• WHAT THE EXERCISE ASKS
Transcribe the records that follow. Keep every word exactly, and drop the pictures.

• DATASET EXTRACT
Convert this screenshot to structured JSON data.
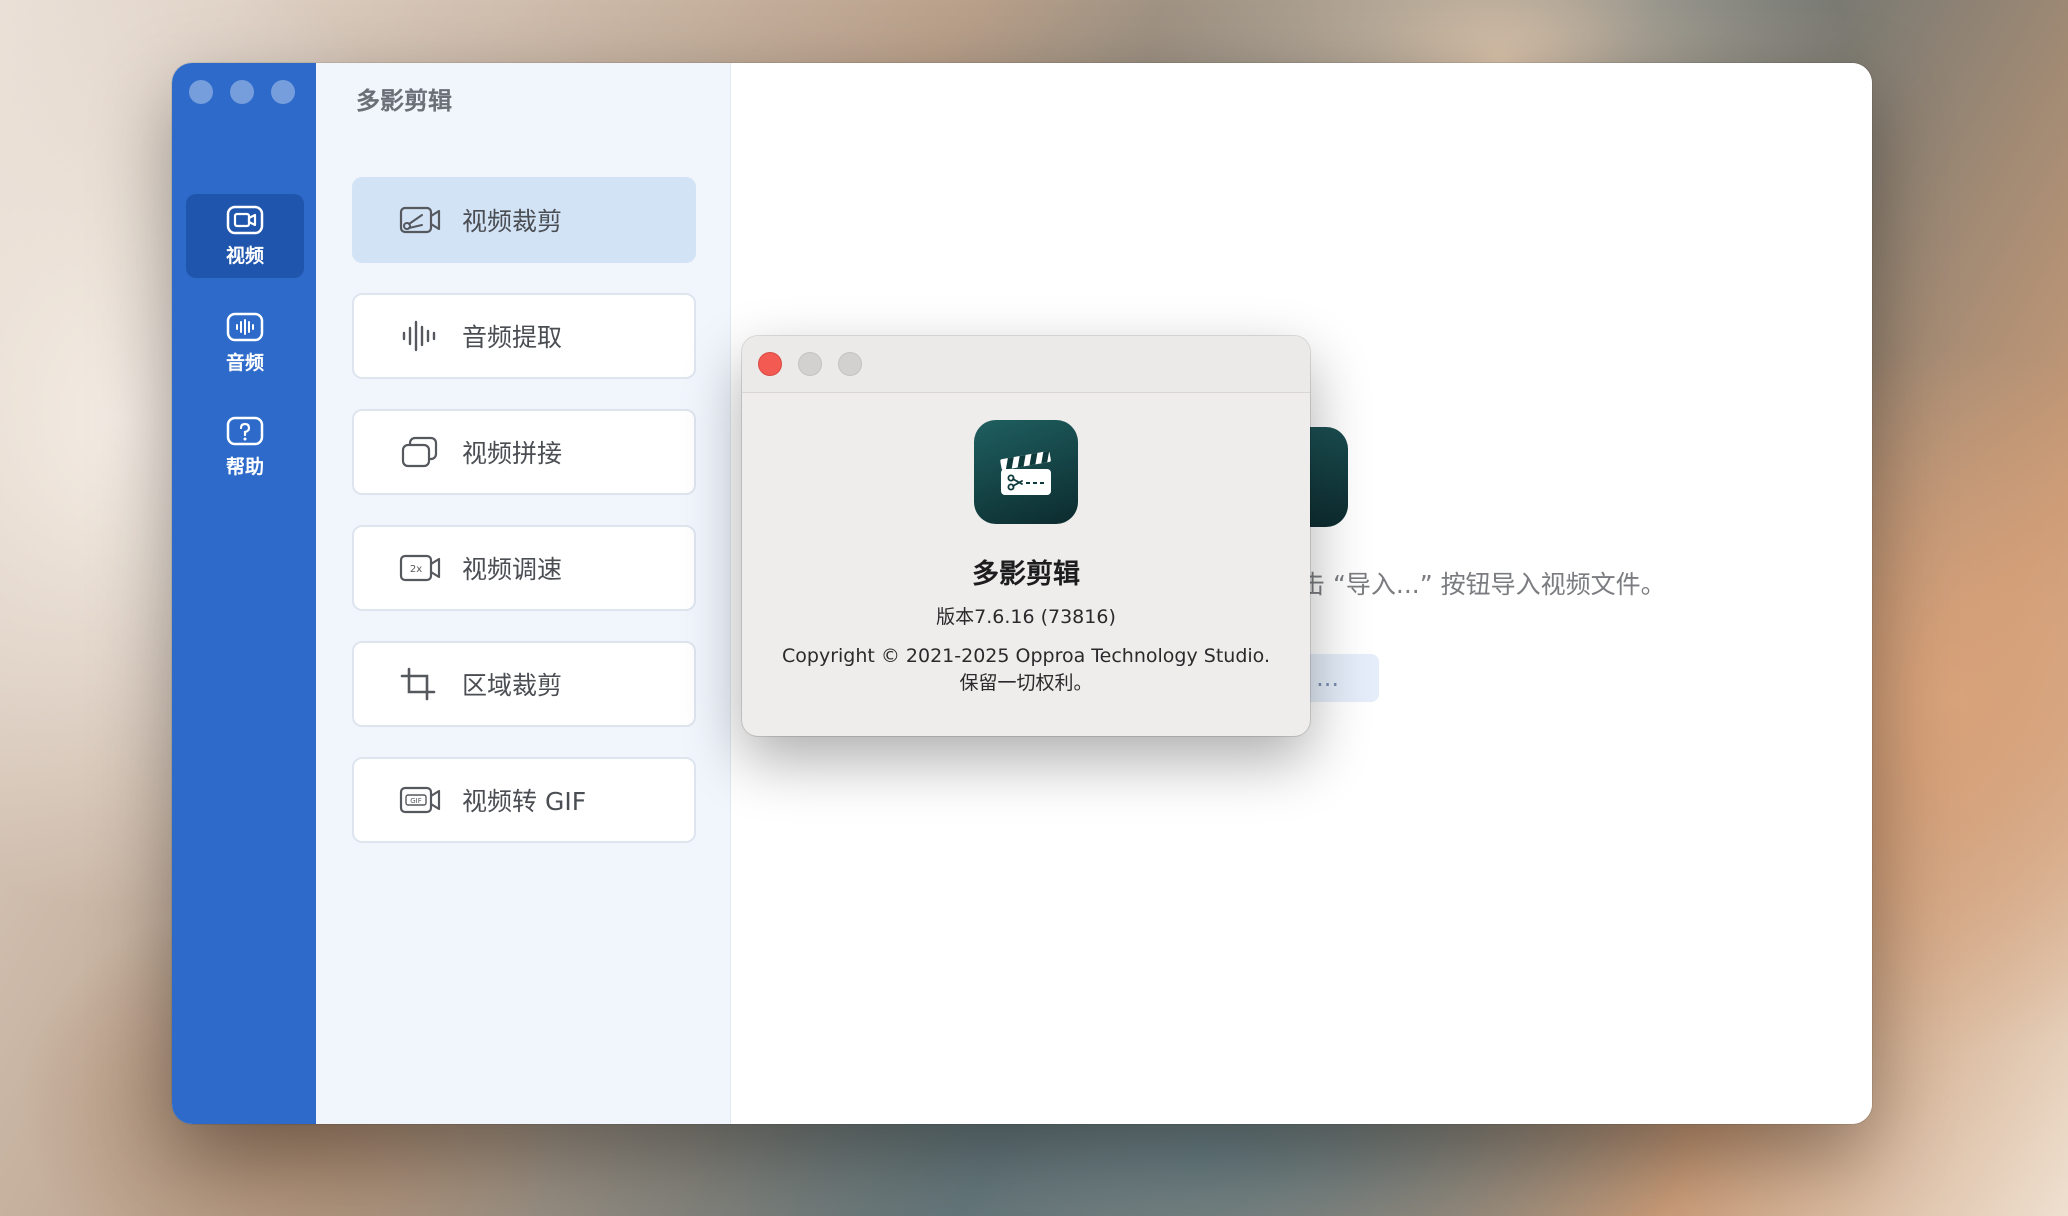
{
  "app": {
    "title": "多影剪辑"
  },
  "rail": {
    "items": [
      {
        "label": "视频",
        "icon": "video-camera-icon",
        "active": true
      },
      {
        "label": "音频",
        "icon": "audio-wave-icon",
        "active": false
      },
      {
        "label": "帮助",
        "icon": "question-icon",
        "active": false
      }
    ]
  },
  "menu": {
    "items": [
      {
        "label": "视频裁剪",
        "icon": "video-cut-icon",
        "active": true
      },
      {
        "label": "音频提取",
        "icon": "audio-wave-icon",
        "active": false
      },
      {
        "label": "视频拼接",
        "icon": "video-join-icon",
        "active": false
      },
      {
        "label": "视频调速",
        "icon": "video-speed-icon",
        "active": false
      },
      {
        "label": "区域裁剪",
        "icon": "crop-icon",
        "active": false
      },
      {
        "label": "视频转 GIF",
        "icon": "video-gif-icon",
        "active": false
      }
    ]
  },
  "content": {
    "hint": "击 “导入...” 按钮导入视频文件。",
    "import_button": "..."
  },
  "about": {
    "app_name": "多影剪辑",
    "version": "版本7.6.16 (73816)",
    "copyright": "Copyright © 2021-2025 Opproa Technology Studio.",
    "rights": "保留一切权利。"
  },
  "colors": {
    "rail": "#2d6ac9",
    "rail_active": "#1f55ad",
    "menu_bg": "#f1f6fd",
    "menu_active": "#d3e3f6",
    "close_button": "#f25a52",
    "app_icon": "#0f3a3c"
  }
}
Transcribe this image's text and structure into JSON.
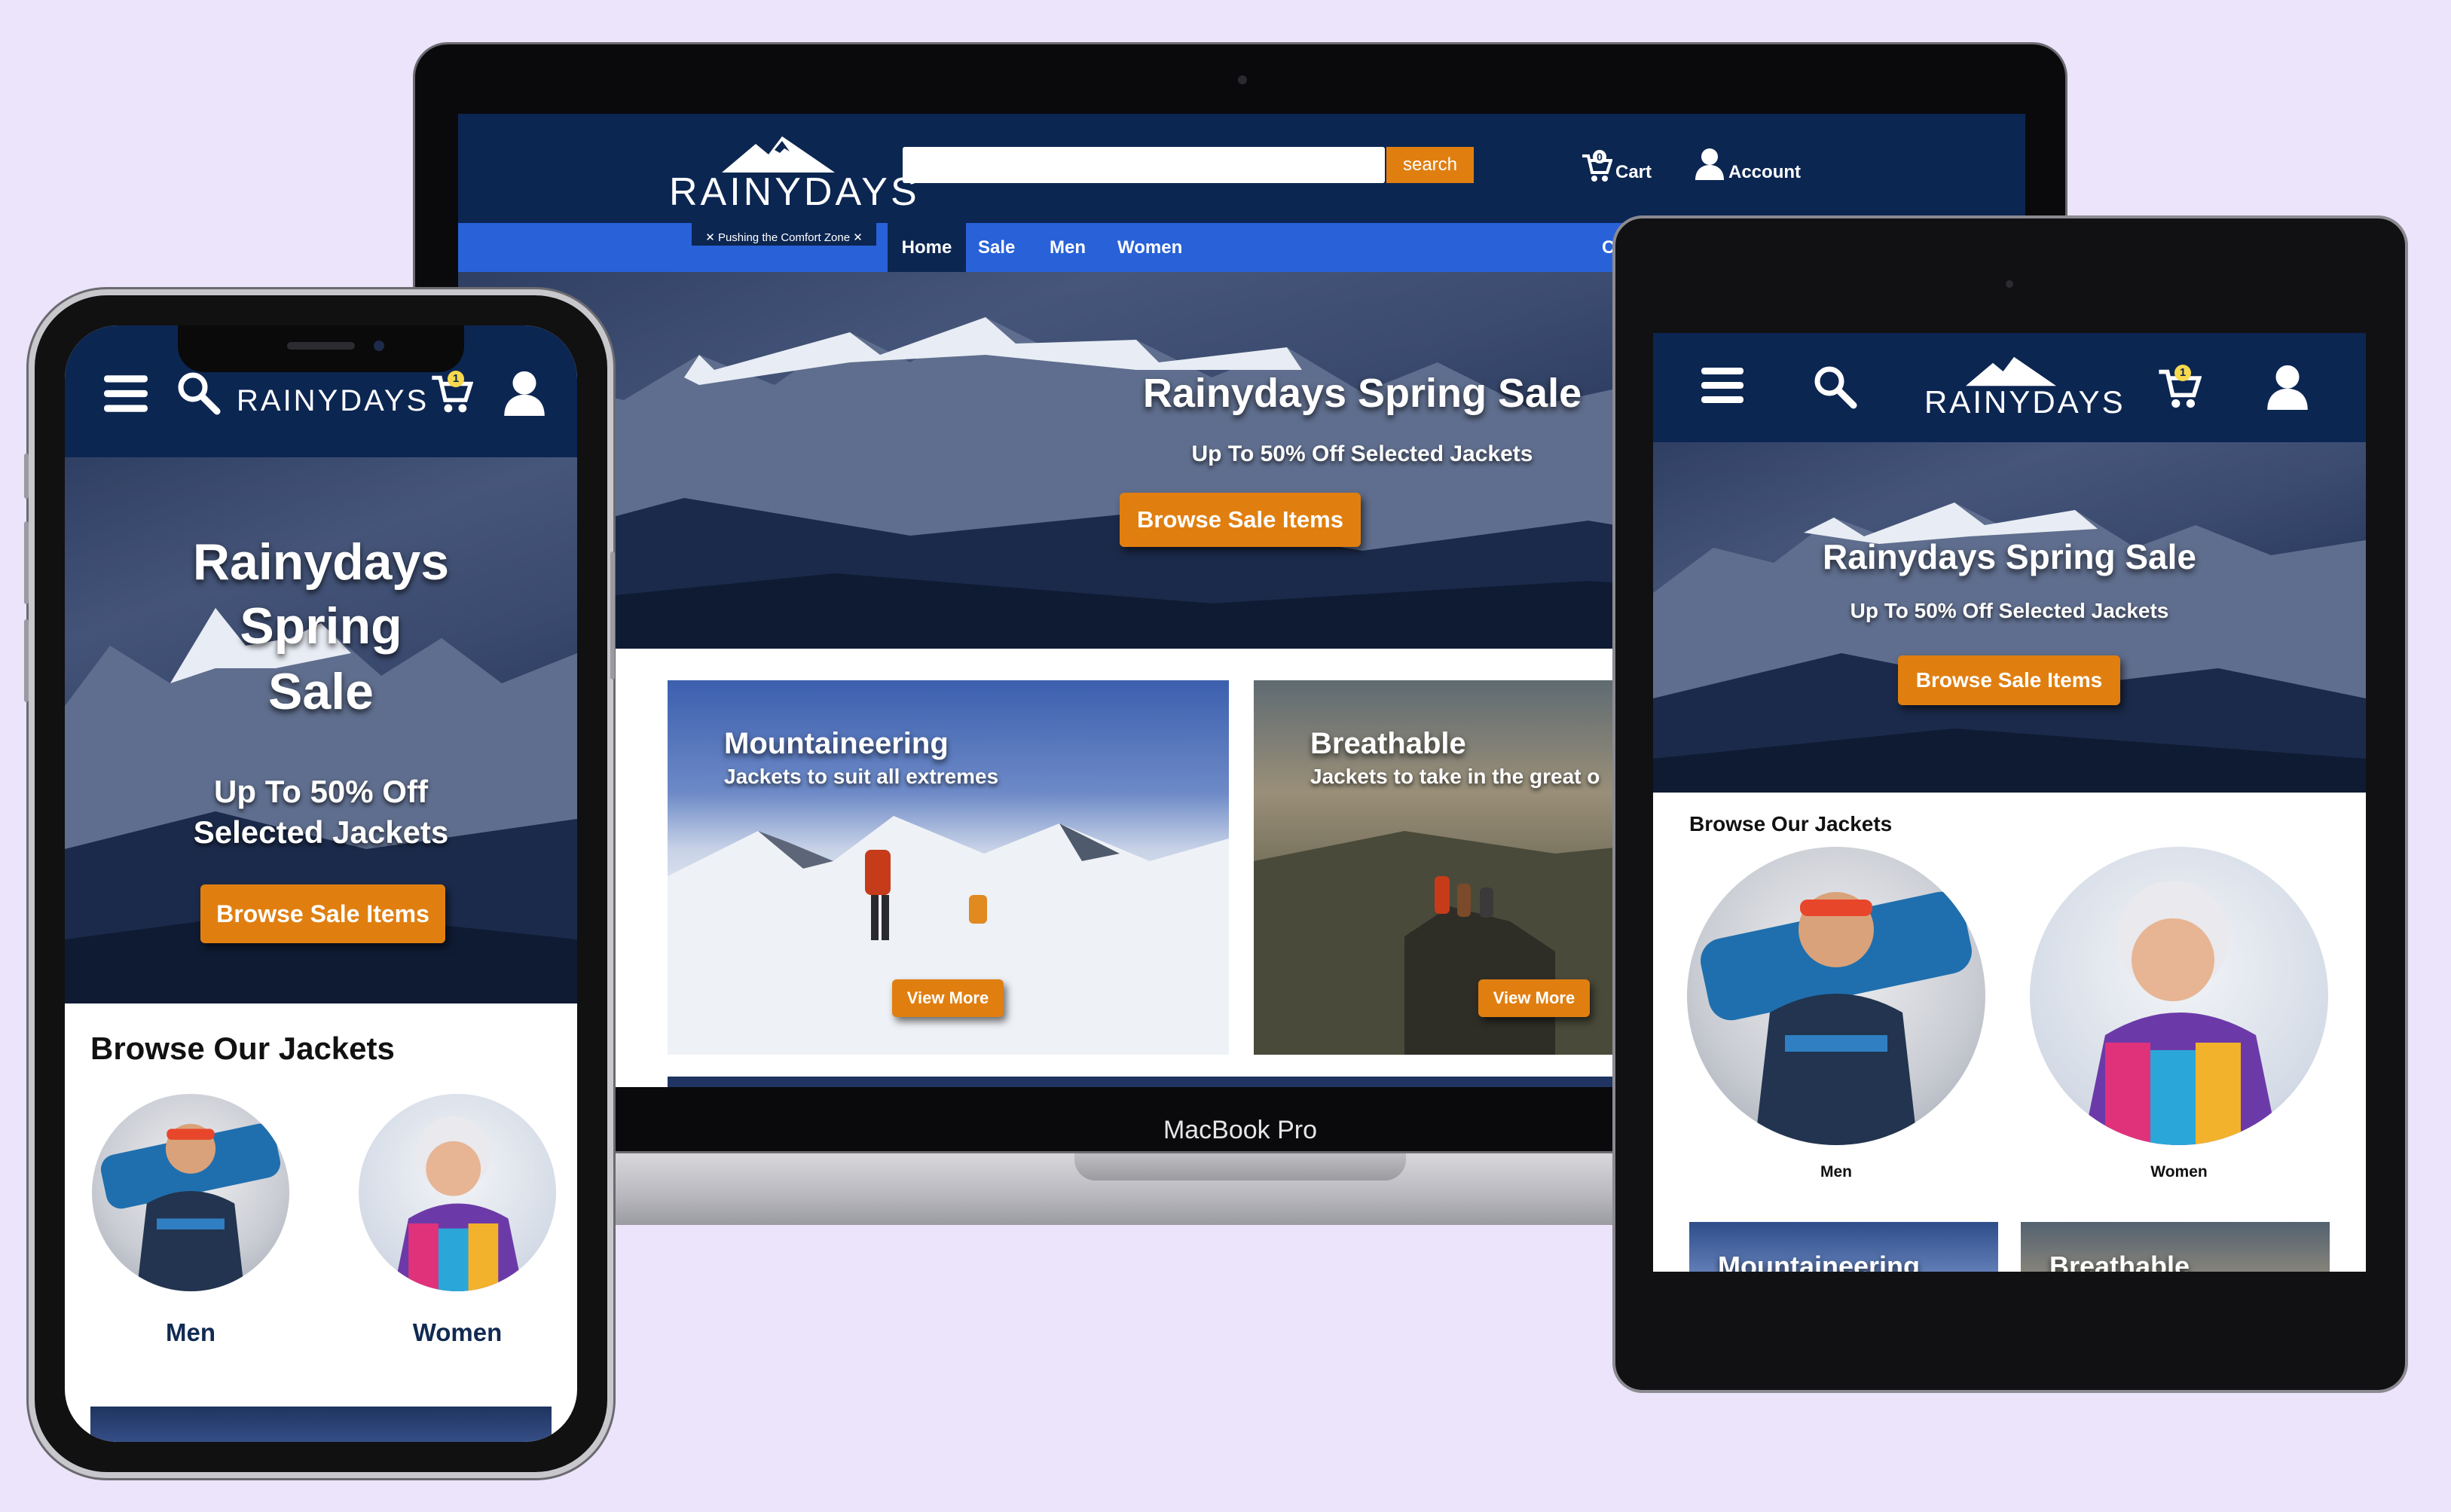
{
  "brand": {
    "name": "RAINYDAYS",
    "tagline": "✕ Pushing the Comfort Zone ✕"
  },
  "colors": {
    "navy": "#0c2652",
    "nav_blue": "#2861d8",
    "accent_orange": "#e07f10",
    "background": "#ece4fb"
  },
  "laptop": {
    "device_label": "MacBook Pro",
    "search_button": "search",
    "search_placeholder": "",
    "cart_label": "Cart",
    "cart_count": "0",
    "account_label": "Account",
    "nav": [
      "Home",
      "Sale",
      "Men",
      "Women"
    ],
    "nav_clipped": "C",
    "hero": {
      "title": "Rainydays Spring Sale",
      "subtitle": "Up To 50% Off Selected Jackets",
      "cta": "Browse Sale Items"
    },
    "cards": [
      {
        "title": "Mountaineering",
        "subtitle": "Jackets to suit all extremes",
        "cta": "View More"
      },
      {
        "title": "Breathable",
        "subtitle": "Jackets to take in the great o",
        "cta": "View More"
      }
    ]
  },
  "phone": {
    "cart_count": "1",
    "hero": {
      "title_lines": [
        "Rainydays",
        "Spring",
        "Sale"
      ],
      "subtitle_lines": [
        "Up To 50% Off",
        "Selected Jackets"
      ],
      "cta": "Browse Sale Items"
    },
    "browse_heading": "Browse Our Jackets",
    "categories": [
      "Men",
      "Women"
    ]
  },
  "tablet": {
    "cart_count": "1",
    "hero": {
      "title": "Rainydays Spring Sale",
      "subtitle": "Up To 50% Off Selected Jackets",
      "cta": "Browse Sale Items"
    },
    "browse_heading": "Browse Our Jackets",
    "categories": [
      "Men",
      "Women"
    ],
    "cards_partial": [
      "Mountaineering",
      "Breathable"
    ]
  }
}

• FULL ANSWER
Convert this screenshot to structured JSON data.
{
  "app": {
    "title": "多影剪辑"
  },
  "rail": {
    "items": [
      {
        "label": "视频",
        "icon": "video-camera-icon",
        "active": true
      },
      {
        "label": "音频",
        "icon": "audio-wave-icon",
        "active": false
      },
      {
        "label": "帮助",
        "icon": "question-icon",
        "active": false
      }
    ]
  },
  "menu": {
    "items": [
      {
        "label": "视频裁剪",
        "icon": "video-cut-icon",
        "active": true
      },
      {
        "label": "音频提取",
        "icon": "audio-wave-icon",
        "active": false
      },
      {
        "label": "视频拼接",
        "icon": "video-join-icon",
        "active": false
      },
      {
        "label": "视频调速",
        "icon": "video-speed-icon",
        "active": false
      },
      {
        "label": "区域裁剪",
        "icon": "crop-icon",
        "active": false
      },
      {
        "label": "视频转 GIF",
        "icon": "video-gif-icon",
        "active": false
      }
    ]
  },
  "content": {
    "hint": "击 “导入...” 按钮导入视频文件。",
    "import_button": "..."
  },
  "about": {
    "app_name": "多影剪辑",
    "version": "版本7.6.16 (73816)",
    "copyright": "Copyright © 2021-2025 Opproa Technology Studio.",
    "rights": "保留一切权利。"
  },
  "colors": {
    "rail": "#2d6ac9",
    "rail_active": "#1f55ad",
    "menu_bg": "#f1f6fd",
    "menu_active": "#d3e3f6",
    "close_button": "#f25a52",
    "app_icon": "#0f3a3c"
  }
}
Transcribe this image's text and structure into JSON.
{
  "brand": {
    "name": "RAINYDAYS",
    "tagline": "✕ Pushing the Comfort Zone ✕"
  },
  "colors": {
    "navy": "#0c2652",
    "nav_blue": "#2861d8",
    "accent_orange": "#e07f10",
    "background": "#ece4fb"
  },
  "laptop": {
    "device_label": "MacBook Pro",
    "search_button": "search",
    "search_placeholder": "",
    "cart_label": "Cart",
    "cart_count": "0",
    "account_label": "Account",
    "nav": [
      "Home",
      "Sale",
      "Men",
      "Women"
    ],
    "nav_clipped": "C",
    "hero": {
      "title": "Rainydays Spring Sale",
      "subtitle": "Up To 50% Off Selected Jackets",
      "cta": "Browse Sale Items"
    },
    "cards": [
      {
        "title": "Mountaineering",
        "subtitle": "Jackets to suit all extremes",
        "cta": "View More"
      },
      {
        "title": "Breathable",
        "subtitle": "Jackets to take in the great o",
        "cta": "View More"
      }
    ]
  },
  "phone": {
    "cart_count": "1",
    "hero": {
      "title_lines": [
        "Rainydays",
        "Spring",
        "Sale"
      ],
      "subtitle_lines": [
        "Up To 50% Off",
        "Selected Jackets"
      ],
      "cta": "Browse Sale Items"
    },
    "browse_heading": "Browse Our Jackets",
    "categories": [
      "Men",
      "Women"
    ]
  },
  "tablet": {
    "cart_count": "1",
    "hero": {
      "title": "Rainydays Spring Sale",
      "subtitle": "Up To 50% Off Selected Jackets",
      "cta": "Browse Sale Items"
    },
    "browse_heading": "Browse Our Jackets",
    "categories": [
      "Men",
      "Women"
    ],
    "cards_partial": [
      "Mountaineering",
      "Breathable"
    ]
  }
}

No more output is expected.